Collected data
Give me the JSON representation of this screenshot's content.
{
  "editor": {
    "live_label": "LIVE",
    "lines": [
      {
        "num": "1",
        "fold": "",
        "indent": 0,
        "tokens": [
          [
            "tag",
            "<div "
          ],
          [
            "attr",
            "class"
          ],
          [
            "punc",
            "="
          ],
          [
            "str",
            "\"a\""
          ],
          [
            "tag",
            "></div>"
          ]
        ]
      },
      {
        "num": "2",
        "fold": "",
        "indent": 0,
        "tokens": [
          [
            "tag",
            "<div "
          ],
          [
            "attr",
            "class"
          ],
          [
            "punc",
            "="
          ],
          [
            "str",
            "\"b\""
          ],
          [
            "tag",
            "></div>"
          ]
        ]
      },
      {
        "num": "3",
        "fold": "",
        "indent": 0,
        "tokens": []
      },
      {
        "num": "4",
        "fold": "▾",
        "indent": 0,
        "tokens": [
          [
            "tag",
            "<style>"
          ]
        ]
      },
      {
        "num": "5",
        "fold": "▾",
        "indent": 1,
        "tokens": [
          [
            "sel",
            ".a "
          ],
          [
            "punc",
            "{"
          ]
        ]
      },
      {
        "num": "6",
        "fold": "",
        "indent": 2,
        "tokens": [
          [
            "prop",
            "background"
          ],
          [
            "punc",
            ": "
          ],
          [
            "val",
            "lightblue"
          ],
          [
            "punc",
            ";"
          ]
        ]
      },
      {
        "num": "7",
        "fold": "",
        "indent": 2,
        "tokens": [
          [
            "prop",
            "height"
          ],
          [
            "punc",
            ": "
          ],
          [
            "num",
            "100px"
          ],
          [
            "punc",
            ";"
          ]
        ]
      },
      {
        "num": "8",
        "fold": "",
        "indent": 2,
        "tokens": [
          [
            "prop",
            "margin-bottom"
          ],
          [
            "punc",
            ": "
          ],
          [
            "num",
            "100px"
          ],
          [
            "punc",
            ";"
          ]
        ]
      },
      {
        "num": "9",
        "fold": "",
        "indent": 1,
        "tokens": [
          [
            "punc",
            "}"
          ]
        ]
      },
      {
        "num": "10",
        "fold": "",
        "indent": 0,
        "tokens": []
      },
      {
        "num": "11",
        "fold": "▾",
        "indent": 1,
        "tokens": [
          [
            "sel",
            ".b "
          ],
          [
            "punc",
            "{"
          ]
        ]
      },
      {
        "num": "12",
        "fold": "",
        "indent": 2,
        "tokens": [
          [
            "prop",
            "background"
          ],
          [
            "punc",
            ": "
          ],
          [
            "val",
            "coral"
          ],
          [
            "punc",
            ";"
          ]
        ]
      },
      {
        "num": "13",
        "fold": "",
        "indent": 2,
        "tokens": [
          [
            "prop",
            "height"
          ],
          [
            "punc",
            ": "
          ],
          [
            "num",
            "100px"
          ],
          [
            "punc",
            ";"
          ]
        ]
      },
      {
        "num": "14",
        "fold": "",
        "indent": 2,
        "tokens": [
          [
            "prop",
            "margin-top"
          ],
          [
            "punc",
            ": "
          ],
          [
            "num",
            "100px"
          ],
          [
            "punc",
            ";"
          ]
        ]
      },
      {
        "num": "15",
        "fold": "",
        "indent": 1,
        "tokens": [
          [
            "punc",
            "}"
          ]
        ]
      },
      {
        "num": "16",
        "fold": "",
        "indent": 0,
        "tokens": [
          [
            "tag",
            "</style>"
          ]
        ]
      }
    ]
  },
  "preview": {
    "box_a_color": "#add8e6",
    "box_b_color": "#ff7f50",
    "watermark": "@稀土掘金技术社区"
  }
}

STATED GOAL: Nothing should be changed: write out all of the data as is.

ANSWER IN FULL:
Give me the JSON representation of this screenshot's content.
{
  "editor": {
    "live_label": "LIVE",
    "lines": [
      {
        "num": "1",
        "fold": "",
        "indent": 0,
        "tokens": [
          [
            "tag",
            "<div "
          ],
          [
            "attr",
            "class"
          ],
          [
            "punc",
            "="
          ],
          [
            "str",
            "\"a\""
          ],
          [
            "tag",
            "></div>"
          ]
        ]
      },
      {
        "num": "2",
        "fold": "",
        "indent": 0,
        "tokens": [
          [
            "tag",
            "<div "
          ],
          [
            "attr",
            "class"
          ],
          [
            "punc",
            "="
          ],
          [
            "str",
            "\"b\""
          ],
          [
            "tag",
            "></div>"
          ]
        ]
      },
      {
        "num": "3",
        "fold": "",
        "indent": 0,
        "tokens": []
      },
      {
        "num": "4",
        "fold": "▾",
        "indent": 0,
        "tokens": [
          [
            "tag",
            "<style>"
          ]
        ]
      },
      {
        "num": "5",
        "fold": "▾",
        "indent": 1,
        "tokens": [
          [
            "sel",
            ".a "
          ],
          [
            "punc",
            "{"
          ]
        ]
      },
      {
        "num": "6",
        "fold": "",
        "indent": 2,
        "tokens": [
          [
            "prop",
            "background"
          ],
          [
            "punc",
            ": "
          ],
          [
            "val",
            "lightblue"
          ],
          [
            "punc",
            ";"
          ]
        ]
      },
      {
        "num": "7",
        "fold": "",
        "indent": 2,
        "tokens": [
          [
            "prop",
            "height"
          ],
          [
            "punc",
            ": "
          ],
          [
            "num",
            "100px"
          ],
          [
            "punc",
            ";"
          ]
        ]
      },
      {
        "num": "8",
        "fold": "",
        "indent": 2,
        "tokens": [
          [
            "prop",
            "margin-bottom"
          ],
          [
            "punc",
            ": "
          ],
          [
            "num",
            "100px"
          ],
          [
            "punc",
            ";"
          ]
        ]
      },
      {
        "num": "9",
        "fold": "",
        "indent": 1,
        "tokens": [
          [
            "punc",
            "}"
          ]
        ]
      },
      {
        "num": "10",
        "fold": "",
        "indent": 0,
        "tokens": []
      },
      {
        "num": "11",
        "fold": "▾",
        "indent": 1,
        "tokens": [
          [
            "sel",
            ".b "
          ],
          [
            "punc",
            "{"
          ]
        ]
      },
      {
        "num": "12",
        "fold": "",
        "indent": 2,
        "tokens": [
          [
            "prop",
            "background"
          ],
          [
            "punc",
            ": "
          ],
          [
            "val",
            "coral"
          ],
          [
            "punc",
            ";"
          ]
        ]
      },
      {
        "num": "13",
        "fold": "",
        "indent": 2,
        "tokens": [
          [
            "prop",
            "height"
          ],
          [
            "punc",
            ": "
          ],
          [
            "num",
            "100px"
          ],
          [
            "punc",
            ";"
          ]
        ]
      },
      {
        "num": "14",
        "fold": "",
        "indent": 2,
        "tokens": [
          [
            "prop",
            "margin-top"
          ],
          [
            "punc",
            ": "
          ],
          [
            "num",
            "100px"
          ],
          [
            "punc",
            ";"
          ]
        ]
      },
      {
        "num": "15",
        "fold": "",
        "indent": 1,
        "tokens": [
          [
            "punc",
            "}"
          ]
        ]
      },
      {
        "num": "16",
        "fold": "",
        "indent": 0,
        "tokens": [
          [
            "tag",
            "</style>"
          ]
        ]
      }
    ]
  },
  "preview": {
    "box_a_color": "#add8e6",
    "box_b_color": "#ff7f50",
    "watermark": "@稀土掘金技术社区"
  }
}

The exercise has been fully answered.